→ WHAT THE TASK ASKS
Repeat each record exactly. Any picture gets left out.

-- begin --

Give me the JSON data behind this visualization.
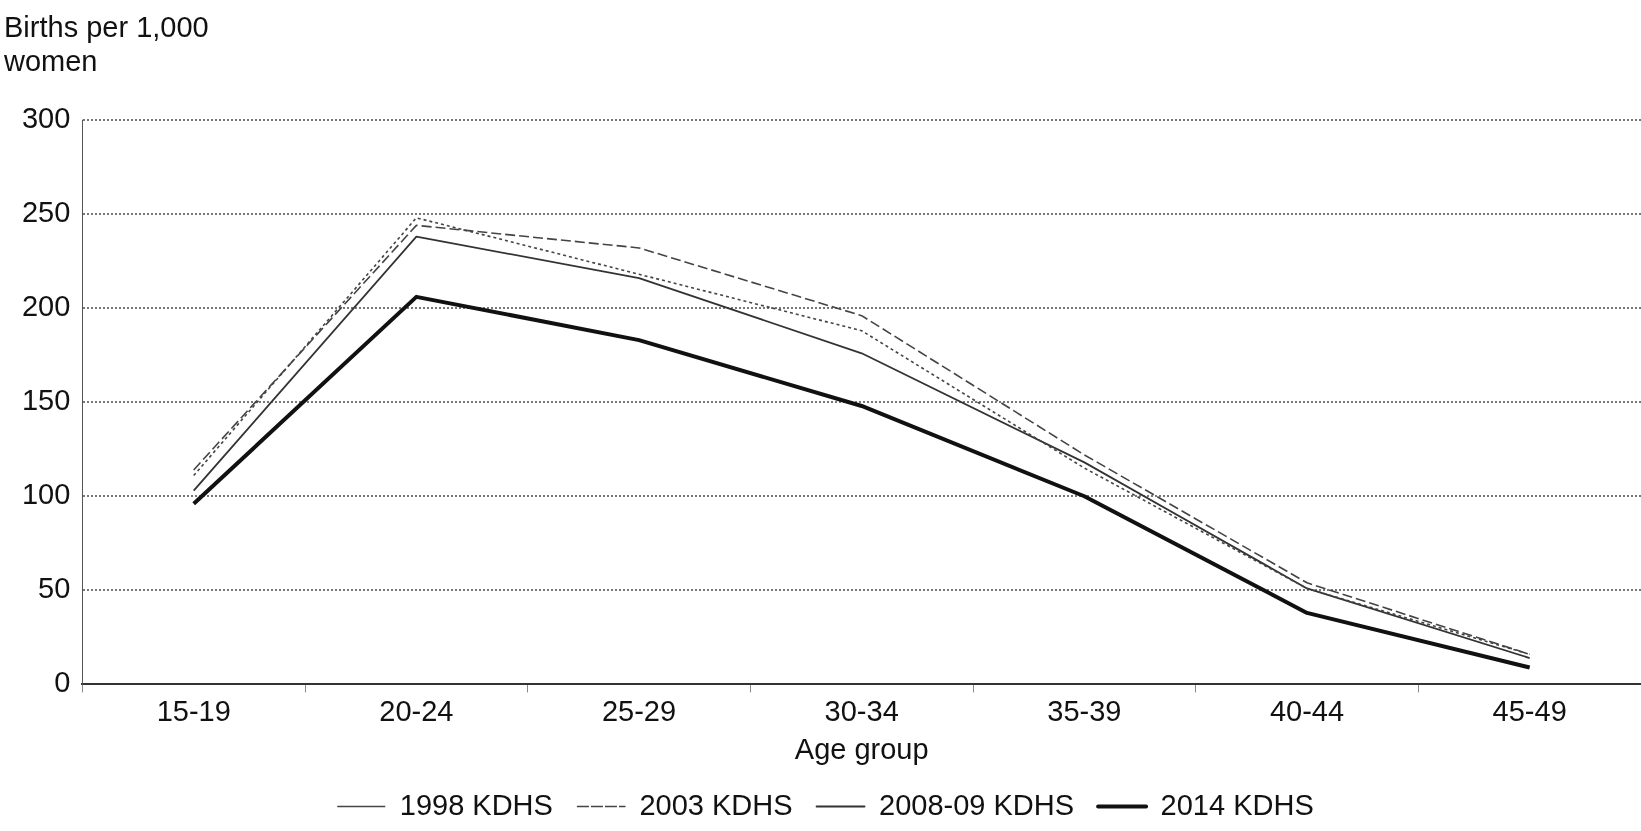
{
  "chart_data": {
    "type": "line",
    "xlabel": "Age group",
    "ylabel": "Births per 1,000 women",
    "categories": [
      "15-19",
      "20-24",
      "25-29",
      "30-34",
      "35-39",
      "40-44",
      "45-49"
    ],
    "series": [
      {
        "name": "1998 KDHS",
        "color": "#444444",
        "line_style": "dotted",
        "values": [
          111,
          248,
          218,
          188,
          115,
          51,
          16
        ]
      },
      {
        "name": "2003 KDHS",
        "color": "#444444",
        "line_style": "dashed",
        "values": [
          114,
          244,
          232,
          196,
          122,
          54,
          16
        ]
      },
      {
        "name": "2008-09 KDHS",
        "color": "#333333",
        "line_style": "solid",
        "values": [
          103,
          238,
          216,
          176,
          118,
          51,
          14
        ]
      },
      {
        "name": "2014 KDHS",
        "color": "#111111",
        "line_style": "solid",
        "values": [
          96,
          206,
          183,
          148,
          100,
          38,
          9
        ]
      }
    ],
    "ylim": [
      0,
      300
    ],
    "yticks": [
      0,
      50,
      100,
      150,
      200,
      250,
      300
    ],
    "grid": "y",
    "legend": "bottom",
    "marker": "none"
  }
}
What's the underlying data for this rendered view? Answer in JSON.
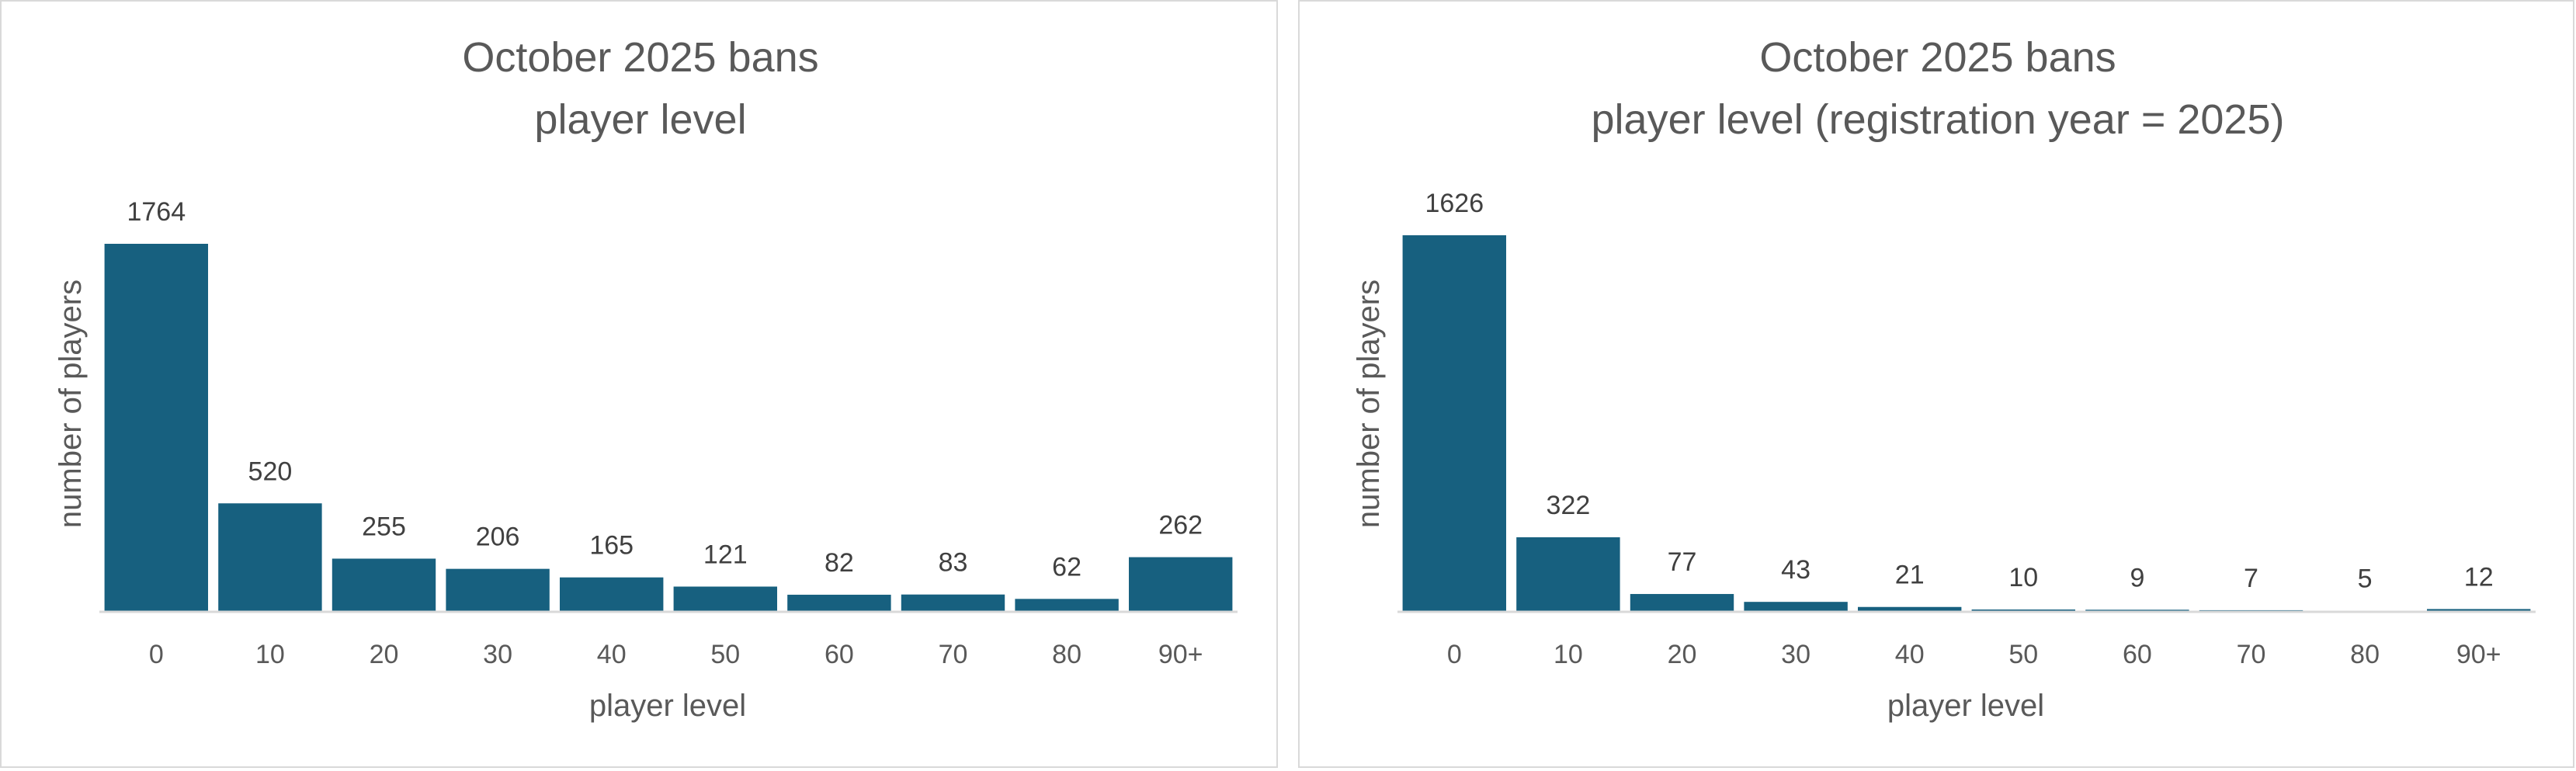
{
  "colors": {
    "bar": "#17607f",
    "axis": "#d9d9d9",
    "text": "#595959",
    "background": "#ffffff",
    "frame": "#d9d9d9"
  },
  "chart_data": [
    {
      "type": "bar",
      "title": "October 2025 bans",
      "subtitle": "player level",
      "xlabel": "player level",
      "ylabel": "number of players",
      "categories": [
        "0",
        "10",
        "20",
        "30",
        "40",
        "50",
        "60",
        "70",
        "80",
        "90+"
      ],
      "values": [
        1764,
        520,
        255,
        206,
        165,
        121,
        82,
        83,
        62,
        262
      ],
      "ylim": [
        0,
        1764
      ],
      "grid": false,
      "legend": "none",
      "data_labels": true
    },
    {
      "type": "bar",
      "title": "October 2025 bans",
      "subtitle": "player level (registration year = 2025)",
      "xlabel": "player level",
      "ylabel": "number of players",
      "categories": [
        "0",
        "10",
        "20",
        "30",
        "40",
        "50",
        "60",
        "70",
        "80",
        "90+"
      ],
      "values": [
        1626,
        322,
        77,
        43,
        21,
        10,
        9,
        7,
        5,
        12
      ],
      "ylim": [
        0,
        1626
      ],
      "grid": false,
      "legend": "none",
      "data_labels": true
    }
  ]
}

-- end --

→ CORRECT RESPONSE
Give me the JSON data behind this visualization.
{
  "chart_data": {
    "type": "line",
    "xlabel": "Age group",
    "ylabel": "Births per 1,000 women",
    "categories": [
      "15-19",
      "20-24",
      "25-29",
      "30-34",
      "35-39",
      "40-44",
      "45-49"
    ],
    "series": [
      {
        "name": "1998 KDHS",
        "color": "#444444",
        "line_style": "dotted",
        "values": [
          111,
          248,
          218,
          188,
          115,
          51,
          16
        ]
      },
      {
        "name": "2003 KDHS",
        "color": "#444444",
        "line_style": "dashed",
        "values": [
          114,
          244,
          232,
          196,
          122,
          54,
          16
        ]
      },
      {
        "name": "2008-09 KDHS",
        "color": "#333333",
        "line_style": "solid",
        "values": [
          103,
          238,
          216,
          176,
          118,
          51,
          14
        ]
      },
      {
        "name": "2014 KDHS",
        "color": "#111111",
        "line_style": "solid",
        "values": [
          96,
          206,
          183,
          148,
          100,
          38,
          9
        ]
      }
    ],
    "ylim": [
      0,
      300
    ],
    "yticks": [
      0,
      50,
      100,
      150,
      200,
      250,
      300
    ],
    "grid": "y",
    "legend": "bottom",
    "marker": "none"
  }
}
What's the underlying data for this rendered view? Answer in JSON.
{
  "colors": {
    "bar": "#17607f",
    "axis": "#d9d9d9",
    "text": "#595959",
    "background": "#ffffff",
    "frame": "#d9d9d9"
  },
  "chart_data": [
    {
      "type": "bar",
      "title": "October 2025 bans",
      "subtitle": "player level",
      "xlabel": "player level",
      "ylabel": "number of players",
      "categories": [
        "0",
        "10",
        "20",
        "30",
        "40",
        "50",
        "60",
        "70",
        "80",
        "90+"
      ],
      "values": [
        1764,
        520,
        255,
        206,
        165,
        121,
        82,
        83,
        62,
        262
      ],
      "ylim": [
        0,
        1764
      ],
      "grid": false,
      "legend": "none",
      "data_labels": true
    },
    {
      "type": "bar",
      "title": "October 2025 bans",
      "subtitle": "player level (registration year = 2025)",
      "xlabel": "player level",
      "ylabel": "number of players",
      "categories": [
        "0",
        "10",
        "20",
        "30",
        "40",
        "50",
        "60",
        "70",
        "80",
        "90+"
      ],
      "values": [
        1626,
        322,
        77,
        43,
        21,
        10,
        9,
        7,
        5,
        12
      ],
      "ylim": [
        0,
        1626
      ],
      "grid": false,
      "legend": "none",
      "data_labels": true
    }
  ]
}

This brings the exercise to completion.